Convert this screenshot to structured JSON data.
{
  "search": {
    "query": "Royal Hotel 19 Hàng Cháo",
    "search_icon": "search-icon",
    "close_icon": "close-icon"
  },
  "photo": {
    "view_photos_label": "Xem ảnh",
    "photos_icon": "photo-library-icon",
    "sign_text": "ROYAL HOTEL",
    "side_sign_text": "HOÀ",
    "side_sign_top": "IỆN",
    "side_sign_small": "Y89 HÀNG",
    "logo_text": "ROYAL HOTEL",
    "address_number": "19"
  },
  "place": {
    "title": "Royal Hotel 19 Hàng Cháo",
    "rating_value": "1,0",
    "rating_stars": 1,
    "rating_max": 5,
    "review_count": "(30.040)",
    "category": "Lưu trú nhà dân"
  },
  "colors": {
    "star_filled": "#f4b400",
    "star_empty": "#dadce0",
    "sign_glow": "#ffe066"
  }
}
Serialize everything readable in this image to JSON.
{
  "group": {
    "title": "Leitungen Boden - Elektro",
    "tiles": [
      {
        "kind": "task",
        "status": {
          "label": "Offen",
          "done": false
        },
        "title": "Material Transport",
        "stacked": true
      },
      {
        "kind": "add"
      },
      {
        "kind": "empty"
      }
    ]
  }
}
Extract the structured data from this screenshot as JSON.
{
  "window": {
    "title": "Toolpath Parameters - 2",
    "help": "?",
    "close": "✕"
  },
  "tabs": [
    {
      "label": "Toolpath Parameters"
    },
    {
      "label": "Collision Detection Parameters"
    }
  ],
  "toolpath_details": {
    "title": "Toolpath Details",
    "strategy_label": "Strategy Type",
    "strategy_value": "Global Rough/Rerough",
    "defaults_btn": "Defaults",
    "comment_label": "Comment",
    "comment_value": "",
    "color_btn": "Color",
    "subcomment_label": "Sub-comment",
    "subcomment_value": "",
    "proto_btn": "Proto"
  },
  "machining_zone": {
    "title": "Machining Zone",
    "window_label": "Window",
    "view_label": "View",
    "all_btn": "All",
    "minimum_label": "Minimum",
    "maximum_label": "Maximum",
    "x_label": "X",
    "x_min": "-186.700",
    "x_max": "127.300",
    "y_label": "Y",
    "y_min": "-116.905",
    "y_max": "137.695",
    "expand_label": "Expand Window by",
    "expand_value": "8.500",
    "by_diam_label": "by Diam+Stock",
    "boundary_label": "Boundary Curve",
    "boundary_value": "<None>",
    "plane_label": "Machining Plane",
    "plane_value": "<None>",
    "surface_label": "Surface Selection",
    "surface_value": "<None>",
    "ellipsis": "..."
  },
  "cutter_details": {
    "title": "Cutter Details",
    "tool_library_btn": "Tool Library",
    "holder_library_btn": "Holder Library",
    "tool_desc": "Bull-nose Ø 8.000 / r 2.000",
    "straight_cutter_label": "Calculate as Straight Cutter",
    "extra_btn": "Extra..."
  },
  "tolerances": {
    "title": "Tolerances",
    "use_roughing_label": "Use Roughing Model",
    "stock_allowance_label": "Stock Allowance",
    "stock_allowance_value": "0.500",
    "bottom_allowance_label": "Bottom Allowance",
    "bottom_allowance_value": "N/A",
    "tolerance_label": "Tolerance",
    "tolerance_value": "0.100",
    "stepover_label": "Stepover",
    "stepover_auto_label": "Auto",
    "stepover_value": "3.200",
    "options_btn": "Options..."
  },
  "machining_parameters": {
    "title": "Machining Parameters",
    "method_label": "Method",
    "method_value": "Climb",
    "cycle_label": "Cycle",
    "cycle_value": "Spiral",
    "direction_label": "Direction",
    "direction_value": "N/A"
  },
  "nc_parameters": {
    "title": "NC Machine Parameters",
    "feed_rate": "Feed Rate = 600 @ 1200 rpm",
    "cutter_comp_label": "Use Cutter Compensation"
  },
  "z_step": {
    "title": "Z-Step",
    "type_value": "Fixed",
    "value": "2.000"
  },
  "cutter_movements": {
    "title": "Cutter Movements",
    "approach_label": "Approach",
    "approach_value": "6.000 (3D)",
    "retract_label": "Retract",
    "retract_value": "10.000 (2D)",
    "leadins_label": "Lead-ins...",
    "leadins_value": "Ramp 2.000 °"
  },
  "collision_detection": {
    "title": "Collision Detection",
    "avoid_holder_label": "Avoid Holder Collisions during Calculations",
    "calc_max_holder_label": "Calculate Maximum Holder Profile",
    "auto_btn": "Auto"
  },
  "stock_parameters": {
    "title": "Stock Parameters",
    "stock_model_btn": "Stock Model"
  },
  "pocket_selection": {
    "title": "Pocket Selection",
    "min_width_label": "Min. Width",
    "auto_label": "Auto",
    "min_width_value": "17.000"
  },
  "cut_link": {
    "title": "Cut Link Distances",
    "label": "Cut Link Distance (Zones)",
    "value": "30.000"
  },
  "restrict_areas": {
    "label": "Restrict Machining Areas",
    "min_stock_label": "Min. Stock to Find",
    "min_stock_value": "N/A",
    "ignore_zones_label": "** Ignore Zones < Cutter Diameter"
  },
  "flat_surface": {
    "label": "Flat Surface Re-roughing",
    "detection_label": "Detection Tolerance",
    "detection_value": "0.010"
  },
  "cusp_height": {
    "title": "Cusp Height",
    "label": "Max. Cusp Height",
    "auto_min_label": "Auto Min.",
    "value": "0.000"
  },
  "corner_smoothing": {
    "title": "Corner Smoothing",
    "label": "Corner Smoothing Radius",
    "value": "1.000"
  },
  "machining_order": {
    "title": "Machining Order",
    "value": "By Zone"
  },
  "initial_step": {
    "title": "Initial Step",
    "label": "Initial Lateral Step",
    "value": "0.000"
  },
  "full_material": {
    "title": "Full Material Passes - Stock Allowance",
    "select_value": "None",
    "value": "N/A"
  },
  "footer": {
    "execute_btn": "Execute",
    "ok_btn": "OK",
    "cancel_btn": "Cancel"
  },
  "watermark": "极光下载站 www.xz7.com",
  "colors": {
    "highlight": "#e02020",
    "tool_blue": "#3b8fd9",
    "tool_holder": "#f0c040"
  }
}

::::::

## What you will do
Scan the data above; copy every line where "icon" appears.

## Solution to this task
    "search_icon": "search-icon",
    "close_icon": "close-icon"
    "photos_icon": "photo-library-icon",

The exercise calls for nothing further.